◆ **Task objective**: Locate every line in the material below that has the word "Operating". Copy each of those lines.

◆ **Records**:
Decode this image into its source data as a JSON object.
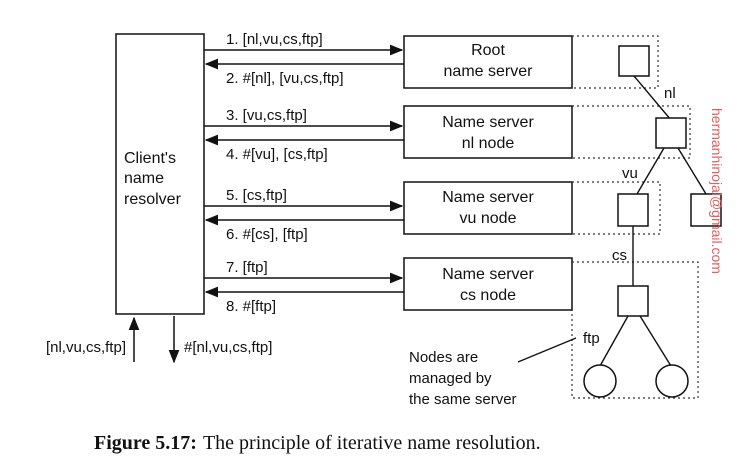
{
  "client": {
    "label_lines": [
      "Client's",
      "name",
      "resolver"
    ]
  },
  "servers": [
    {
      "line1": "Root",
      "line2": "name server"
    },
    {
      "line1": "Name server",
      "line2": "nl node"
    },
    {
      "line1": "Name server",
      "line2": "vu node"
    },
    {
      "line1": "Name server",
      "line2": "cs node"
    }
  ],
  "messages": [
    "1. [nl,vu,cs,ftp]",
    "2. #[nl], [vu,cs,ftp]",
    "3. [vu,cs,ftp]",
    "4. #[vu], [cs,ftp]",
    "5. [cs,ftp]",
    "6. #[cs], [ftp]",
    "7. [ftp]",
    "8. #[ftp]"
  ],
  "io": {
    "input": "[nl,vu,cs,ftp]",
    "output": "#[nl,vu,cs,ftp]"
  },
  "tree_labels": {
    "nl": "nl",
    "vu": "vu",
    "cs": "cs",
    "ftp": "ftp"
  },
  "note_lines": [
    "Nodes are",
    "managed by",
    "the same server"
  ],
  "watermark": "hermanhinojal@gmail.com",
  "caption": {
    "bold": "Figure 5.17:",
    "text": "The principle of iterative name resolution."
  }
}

==

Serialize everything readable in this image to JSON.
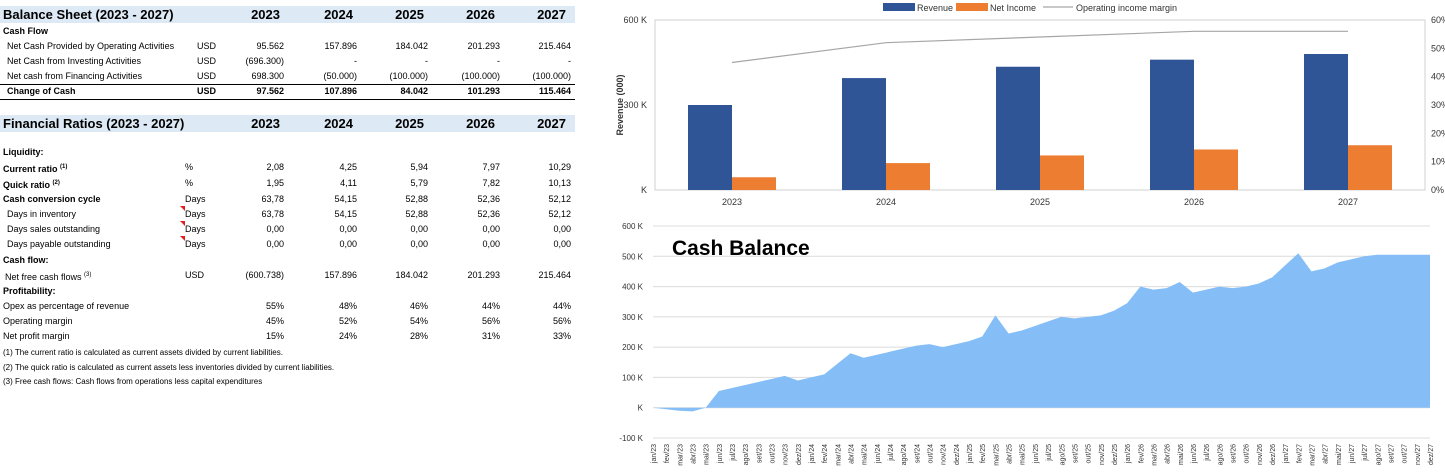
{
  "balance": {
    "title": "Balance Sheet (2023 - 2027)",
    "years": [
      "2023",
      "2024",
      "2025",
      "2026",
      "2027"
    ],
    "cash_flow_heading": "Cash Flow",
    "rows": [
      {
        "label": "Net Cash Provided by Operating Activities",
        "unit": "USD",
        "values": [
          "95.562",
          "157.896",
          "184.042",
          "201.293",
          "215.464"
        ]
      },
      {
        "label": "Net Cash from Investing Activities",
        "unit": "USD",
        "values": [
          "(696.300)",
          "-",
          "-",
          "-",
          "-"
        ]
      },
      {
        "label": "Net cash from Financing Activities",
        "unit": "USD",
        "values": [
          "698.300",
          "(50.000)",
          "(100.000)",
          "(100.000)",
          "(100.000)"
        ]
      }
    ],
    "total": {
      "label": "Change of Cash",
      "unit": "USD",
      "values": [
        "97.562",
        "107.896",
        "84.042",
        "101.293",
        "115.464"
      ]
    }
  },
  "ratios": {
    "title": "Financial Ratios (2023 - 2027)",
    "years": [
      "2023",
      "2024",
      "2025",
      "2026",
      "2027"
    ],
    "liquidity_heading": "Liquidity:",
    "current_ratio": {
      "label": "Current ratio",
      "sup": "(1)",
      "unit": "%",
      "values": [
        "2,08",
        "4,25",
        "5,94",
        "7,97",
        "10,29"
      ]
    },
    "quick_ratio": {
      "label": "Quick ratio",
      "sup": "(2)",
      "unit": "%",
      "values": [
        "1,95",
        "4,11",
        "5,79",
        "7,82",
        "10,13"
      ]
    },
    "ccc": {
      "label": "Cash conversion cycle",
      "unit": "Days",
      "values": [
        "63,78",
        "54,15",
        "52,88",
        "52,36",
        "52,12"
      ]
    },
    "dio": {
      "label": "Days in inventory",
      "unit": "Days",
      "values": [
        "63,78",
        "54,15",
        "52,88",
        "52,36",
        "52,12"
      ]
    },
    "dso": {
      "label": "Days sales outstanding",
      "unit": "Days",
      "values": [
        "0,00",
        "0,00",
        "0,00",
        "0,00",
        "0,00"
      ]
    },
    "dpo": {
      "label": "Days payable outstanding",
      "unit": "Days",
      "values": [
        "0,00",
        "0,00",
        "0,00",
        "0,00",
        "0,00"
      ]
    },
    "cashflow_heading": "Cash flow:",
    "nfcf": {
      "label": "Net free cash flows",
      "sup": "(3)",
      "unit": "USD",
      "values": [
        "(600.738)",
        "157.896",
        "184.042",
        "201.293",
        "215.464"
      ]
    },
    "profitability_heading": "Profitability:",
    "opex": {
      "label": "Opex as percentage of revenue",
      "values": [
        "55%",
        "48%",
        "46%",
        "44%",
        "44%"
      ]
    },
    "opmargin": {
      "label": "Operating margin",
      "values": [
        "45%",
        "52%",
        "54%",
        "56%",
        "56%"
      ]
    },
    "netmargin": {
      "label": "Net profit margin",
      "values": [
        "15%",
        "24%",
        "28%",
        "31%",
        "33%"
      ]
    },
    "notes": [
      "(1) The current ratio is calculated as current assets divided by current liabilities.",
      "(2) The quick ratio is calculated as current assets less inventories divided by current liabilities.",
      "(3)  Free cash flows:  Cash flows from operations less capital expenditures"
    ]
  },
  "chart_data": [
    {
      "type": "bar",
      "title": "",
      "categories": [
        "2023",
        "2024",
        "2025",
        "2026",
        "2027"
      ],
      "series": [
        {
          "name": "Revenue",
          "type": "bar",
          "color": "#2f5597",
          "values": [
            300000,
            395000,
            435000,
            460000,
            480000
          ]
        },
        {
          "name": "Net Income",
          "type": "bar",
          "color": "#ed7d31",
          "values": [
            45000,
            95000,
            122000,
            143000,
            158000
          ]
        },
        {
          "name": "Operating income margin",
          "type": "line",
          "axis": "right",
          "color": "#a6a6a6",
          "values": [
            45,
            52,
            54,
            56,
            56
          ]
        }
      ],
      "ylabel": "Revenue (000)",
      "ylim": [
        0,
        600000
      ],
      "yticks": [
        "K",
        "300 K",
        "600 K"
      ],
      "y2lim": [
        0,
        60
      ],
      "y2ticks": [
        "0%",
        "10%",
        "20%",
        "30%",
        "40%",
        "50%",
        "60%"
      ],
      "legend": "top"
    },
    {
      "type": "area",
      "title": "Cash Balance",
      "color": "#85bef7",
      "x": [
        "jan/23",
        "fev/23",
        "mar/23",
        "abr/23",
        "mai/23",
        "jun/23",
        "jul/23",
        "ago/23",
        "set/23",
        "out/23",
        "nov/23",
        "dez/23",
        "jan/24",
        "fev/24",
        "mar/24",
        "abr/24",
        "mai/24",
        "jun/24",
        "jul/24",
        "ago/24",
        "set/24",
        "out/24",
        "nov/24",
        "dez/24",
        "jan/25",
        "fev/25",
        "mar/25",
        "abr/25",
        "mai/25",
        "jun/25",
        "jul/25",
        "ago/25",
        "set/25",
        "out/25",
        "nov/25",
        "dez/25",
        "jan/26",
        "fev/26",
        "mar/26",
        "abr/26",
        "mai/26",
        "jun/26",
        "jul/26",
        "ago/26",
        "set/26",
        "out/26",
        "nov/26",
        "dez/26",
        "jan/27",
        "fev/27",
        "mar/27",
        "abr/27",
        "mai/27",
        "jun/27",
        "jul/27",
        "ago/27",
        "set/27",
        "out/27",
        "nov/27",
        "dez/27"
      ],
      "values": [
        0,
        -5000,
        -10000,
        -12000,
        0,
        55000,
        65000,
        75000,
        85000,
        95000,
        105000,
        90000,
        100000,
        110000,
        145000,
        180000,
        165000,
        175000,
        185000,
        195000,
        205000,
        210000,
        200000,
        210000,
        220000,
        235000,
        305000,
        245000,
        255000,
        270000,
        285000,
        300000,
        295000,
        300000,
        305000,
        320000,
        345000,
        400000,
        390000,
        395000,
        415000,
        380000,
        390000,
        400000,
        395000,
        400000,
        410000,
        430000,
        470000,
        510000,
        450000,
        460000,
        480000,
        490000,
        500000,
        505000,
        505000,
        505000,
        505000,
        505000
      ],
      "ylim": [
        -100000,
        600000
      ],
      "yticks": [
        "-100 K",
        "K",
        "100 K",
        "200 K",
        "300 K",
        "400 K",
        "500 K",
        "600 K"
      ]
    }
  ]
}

◆ **Solution for this problem**:
        "label": "Net Cash Provided by Operating Activities",
      "label": "Operating margin",
          "name": "Operating income margin",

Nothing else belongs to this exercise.